Série d'exercices
1 > Indiquez si chacune des affirmations suivantes concorde avec le récit de la sortie au mont Blanc, en répondant par oui ou par non et en citant mot pour mot les termes du récit qui tranchent. (a) Les skis ont été chaussés à 2100. (b) Le réveil a eu lieu à 2h45. (c) L'auteur empruntait les Corridors pour la première fois.
2 > Recopiez le passage du récit de la sortie au mont Blanc qui commence par "Le mont Blanc n'est" et se poursuit jusqu'à "par les Plateaux.", en substituant "cérémonial" à "rituel".

Texte de la page
--
Sortie du dimanche 19 mai 2024
thomas.p, Capitaine_BenA
Conditions nivologiques, accès & météo
Météo/températures : Couvert puis se dévoilant pour finir grand beau avec des nuages accrochant les reliefs
Conditions d'accès/altitude du parking :
Altitude de chaussage/déchaussage : 2100/2000
Conditions pour le ski : parfaites
Conditions nivo et activité avalancheuse : poudre légère (20/30cm), RAS
Skiabilité : 😄 Excellente
Compte rendu (par thomas.p)
Itinéraire suivi : Voie historique par les Grands Mulets, Petit et Grand plateaux, Corridors
Horaires : départ 2h45, sommet 8h59, Chamonix 10h45
Avec Capitaine Bena et Lori G.
Le mont Blanc n'est évidemment pas la course la plus technique, ni la plus extrême, mais le mont Blanc reste le mont Blanc. Y aller a toujours un petit goût particulier, on tient en général son compteur personnel bien en tête, et dire aux gens autour de soi qu'on a fait le mont Blanc aura toujours plus d'effet, en général, que de dire "on a fait la Verte". Mais briller en société n'est évidemment pas la motivation première, et je dirais que grimper sur le toit de l'Europe tient surtout du rituel de fin de saison de ski. Ce dimanche la météo annonçait grand beau et on se décidait avec Benj (Capitaine Bena) et Lori de tenter l'aventure, même si l'arête N du Goûter en glace encourageait à emprunter la voie plus exposée aux séracs, par les Plateaux.
Réveil à 1h30 sur le Plateau d'Assy où l'on logeait. Lorsqu'on sort, ciel bâché et bitume humide, mais pas d'inquiétude, le beau est une promesse de l'aube. Le départ en tshirt du tunnel déroule. On chausse les skis à 2100 et les déchaussages jusqu'à la Jonction sont très rares. L'enneigement est pour ainsi dire excellent et la Jonction en elle-même est négociée avec une facilité déconcertante. La montée sous le refuge des Grands Mulets zippe quelques fois, puis la trace devient très agréable à la faveur d'une neige fraîche et d'une inclinaison parfaite. La synchronisation avec les groupes partis du refuge est parfaite elle aussi, car quelques dizaines de traceurs malgré eux nous ont peaufiné la trace le matin même. Les Plateaux passent très bien, puis on bifurque sur la gauche après une petite traversée afin d'emprunter les Corridors. Première pour moi de ce côté-ci, et il faut dire que cet itinéraire est très fluide car intégralement à ski, hormis un coup de cul vers 4400 qui encourage à porter brièvement les skis. La vue sur l'Italie couverte de nuages est dingue, avec ce versant sud du massif qui émerge de la nébulosité. Côté français c'est très clair.
--
Données fournies
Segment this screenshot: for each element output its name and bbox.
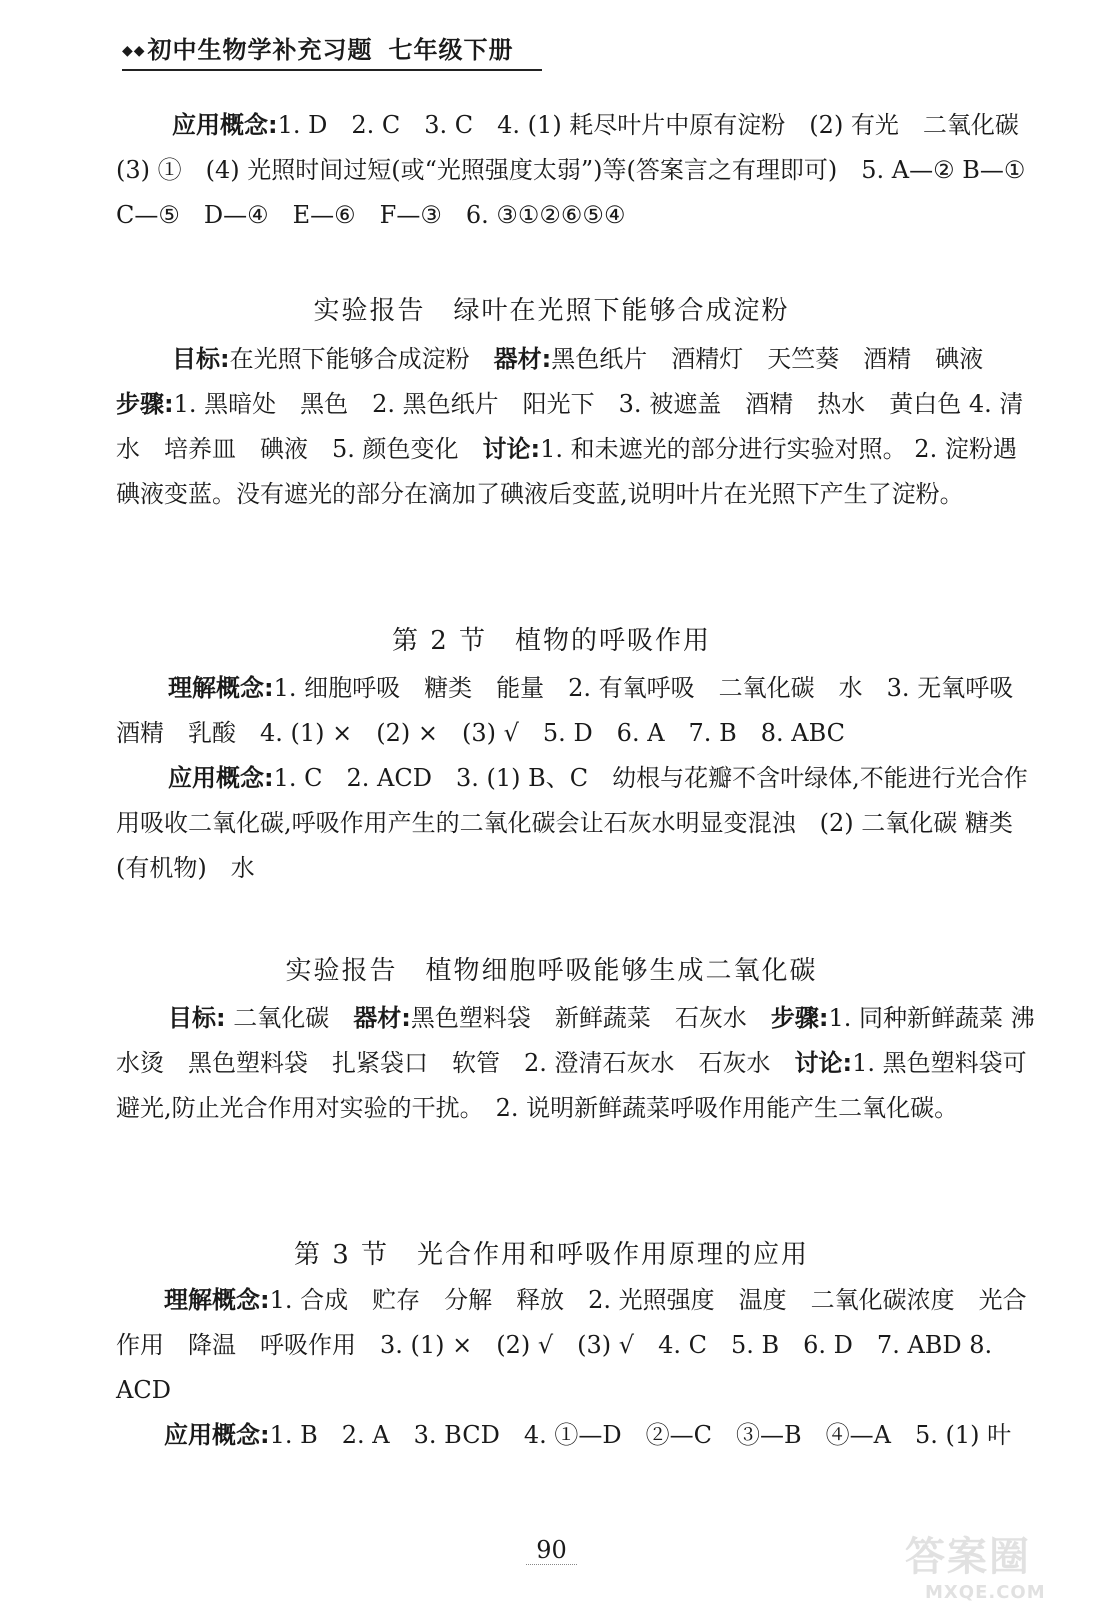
--
Corrigé des exercices
1 >
(a) Oui : « On chausse les skis à 2100 ».
(b) Non : « Réveil à 1h30 sur le Plateau d'Assy où l'on logeait ».
(c) Oui : « Première pour moi de ce côté-ci ».

2 >
Le mont Blanc n'est évidemment pas la course la plus technique, ni la plus extrême, mais le mont Blanc reste le mont Blanc. Y aller a toujours un petit goût particulier, on tient en général son compteur personnel bien en tête, et dire aux gens autour de soi qu'on a fait le mont Blanc aura toujours plus d'effet, en général, que de dire "on a fait la Verte". Mais briller en société n'est évidemment pas la motivation première, et je dirais que grimper sur le toit de l'Europe tient surtout du cérémonial de fin de saison de ski. Ce dimanche la météo annonçait grand beau et on se décidait avec Benj (Capitaine Bena) et Lori de tenter l'aventure, même si l'arête N du Goûter en glace encourageait à emprunter la voie plus exposée aux séracs, par les Plateaux.